* begin SUPPLIED ENTRIES *

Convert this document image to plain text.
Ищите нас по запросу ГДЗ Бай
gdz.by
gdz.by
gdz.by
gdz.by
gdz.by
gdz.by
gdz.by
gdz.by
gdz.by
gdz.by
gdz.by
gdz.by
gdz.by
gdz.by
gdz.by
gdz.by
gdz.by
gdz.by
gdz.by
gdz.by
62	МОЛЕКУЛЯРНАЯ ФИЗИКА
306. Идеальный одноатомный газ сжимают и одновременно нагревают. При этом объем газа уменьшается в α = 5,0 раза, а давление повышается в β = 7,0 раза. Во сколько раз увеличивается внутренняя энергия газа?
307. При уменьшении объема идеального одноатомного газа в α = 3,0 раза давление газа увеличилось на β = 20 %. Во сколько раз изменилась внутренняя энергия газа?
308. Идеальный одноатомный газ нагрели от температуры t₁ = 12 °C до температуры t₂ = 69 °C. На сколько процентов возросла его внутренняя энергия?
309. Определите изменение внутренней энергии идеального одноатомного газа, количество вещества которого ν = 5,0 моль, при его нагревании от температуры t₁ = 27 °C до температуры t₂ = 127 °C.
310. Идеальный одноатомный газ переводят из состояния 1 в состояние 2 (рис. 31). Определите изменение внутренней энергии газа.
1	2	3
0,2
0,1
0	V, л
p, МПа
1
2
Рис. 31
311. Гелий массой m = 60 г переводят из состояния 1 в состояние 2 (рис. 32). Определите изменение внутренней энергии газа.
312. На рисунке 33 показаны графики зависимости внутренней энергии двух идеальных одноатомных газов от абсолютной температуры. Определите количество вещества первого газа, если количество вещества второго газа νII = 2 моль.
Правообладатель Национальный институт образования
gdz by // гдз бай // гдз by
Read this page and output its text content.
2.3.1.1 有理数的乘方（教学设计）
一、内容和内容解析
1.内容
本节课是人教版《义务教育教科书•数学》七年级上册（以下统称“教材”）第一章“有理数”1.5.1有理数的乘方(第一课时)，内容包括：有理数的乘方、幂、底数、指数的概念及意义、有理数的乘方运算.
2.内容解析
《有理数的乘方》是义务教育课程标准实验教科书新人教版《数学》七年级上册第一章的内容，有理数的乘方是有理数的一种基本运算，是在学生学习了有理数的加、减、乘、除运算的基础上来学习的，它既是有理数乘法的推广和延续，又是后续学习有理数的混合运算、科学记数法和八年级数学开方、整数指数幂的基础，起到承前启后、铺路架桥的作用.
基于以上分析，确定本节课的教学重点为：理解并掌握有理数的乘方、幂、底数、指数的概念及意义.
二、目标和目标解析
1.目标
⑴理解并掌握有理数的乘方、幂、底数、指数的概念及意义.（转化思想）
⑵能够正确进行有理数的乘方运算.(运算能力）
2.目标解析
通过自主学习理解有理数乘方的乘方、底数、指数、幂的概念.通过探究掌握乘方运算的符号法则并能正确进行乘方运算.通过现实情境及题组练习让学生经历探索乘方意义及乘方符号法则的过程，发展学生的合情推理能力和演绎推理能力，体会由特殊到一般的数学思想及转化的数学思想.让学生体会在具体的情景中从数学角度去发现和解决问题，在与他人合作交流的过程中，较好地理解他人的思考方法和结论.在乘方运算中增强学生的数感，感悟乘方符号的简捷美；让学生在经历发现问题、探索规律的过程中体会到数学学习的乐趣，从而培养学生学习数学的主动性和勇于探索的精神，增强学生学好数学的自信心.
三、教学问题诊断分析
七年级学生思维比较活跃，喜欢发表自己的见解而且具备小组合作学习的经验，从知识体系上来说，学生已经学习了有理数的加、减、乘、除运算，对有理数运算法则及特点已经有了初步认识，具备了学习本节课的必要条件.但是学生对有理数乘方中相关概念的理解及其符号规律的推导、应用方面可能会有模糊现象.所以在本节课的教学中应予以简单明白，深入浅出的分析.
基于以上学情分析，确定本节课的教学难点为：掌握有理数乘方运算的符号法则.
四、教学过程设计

* end SUPPLIED ENTRIES *

List each line holding the string "температуры".

ANSWER BELOW:
308. Идеальный одноатомный газ нагрели от температуры t₁ = 12 °C до температуры t₂ = 69 °C. На сколько процентов возросла его внутренняя энергия?
309. Определите изменение внутренней энергии идеального одноатомного газа, количество вещества которого ν = 5,0 моль, при его нагревании от температуры t₁ = 27 °C до температуры t₂ = 127 °C.
312. На рисунке 33 показаны графики зависимости внутренней энергии двух идеальных одноатомных газов от абсолютной температуры. Определите количество вещества первого газа, если количество вещества второго газа νII = 2 моль.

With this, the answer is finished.